-- Information provided --
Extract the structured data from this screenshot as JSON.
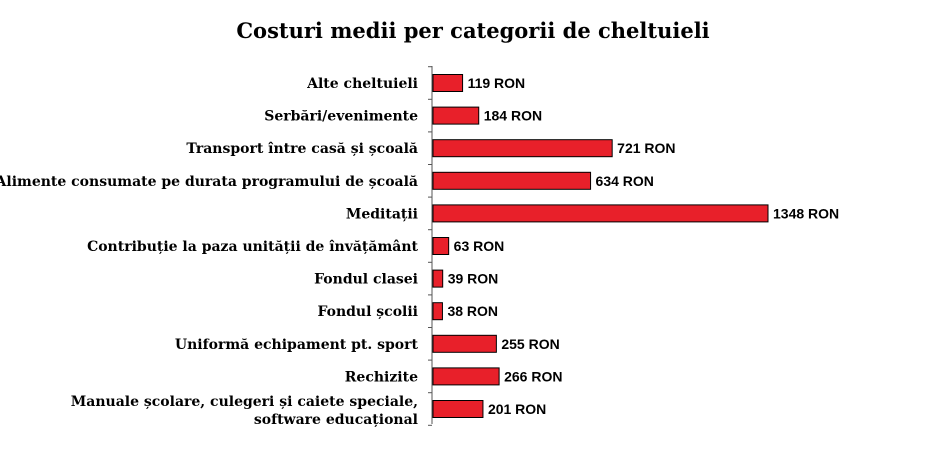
{
  "chart_data": {
    "type": "bar",
    "orientation": "horizontal",
    "title": "Costuri medii per categorii de cheltuieli",
    "unit": "RON",
    "categories": [
      "Alte cheltuieli",
      "Serbări/evenimente",
      "Transport între casă și școală",
      "Alimente consumate pe durata programului de școală",
      "Meditații",
      "Contribuție la paza unității de învățământ",
      "Fondul clasei",
      "Fondul școlii",
      "Uniformă echipament pt. sport",
      "Rechizite",
      [
        "Manuale școlare, culegeri și caiete speciale,",
        "software educațional"
      ]
    ],
    "values": [
      119,
      184,
      721,
      634,
      1348,
      63,
      39,
      38,
      255,
      266,
      201
    ],
    "value_labels": [
      "119 RON",
      "184 RON",
      "721 RON",
      "634 RON",
      "1348 RON",
      "63 RON",
      "39 RON",
      "38 RON",
      "255 RON",
      "266 RON",
      "201 RON"
    ],
    "bar_color": "#e8202a",
    "grid": false,
    "legend": "none"
  }
}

-- Task details --
Count every line bearing the word "cheltuieli"; report the total only.

-- Answer --
2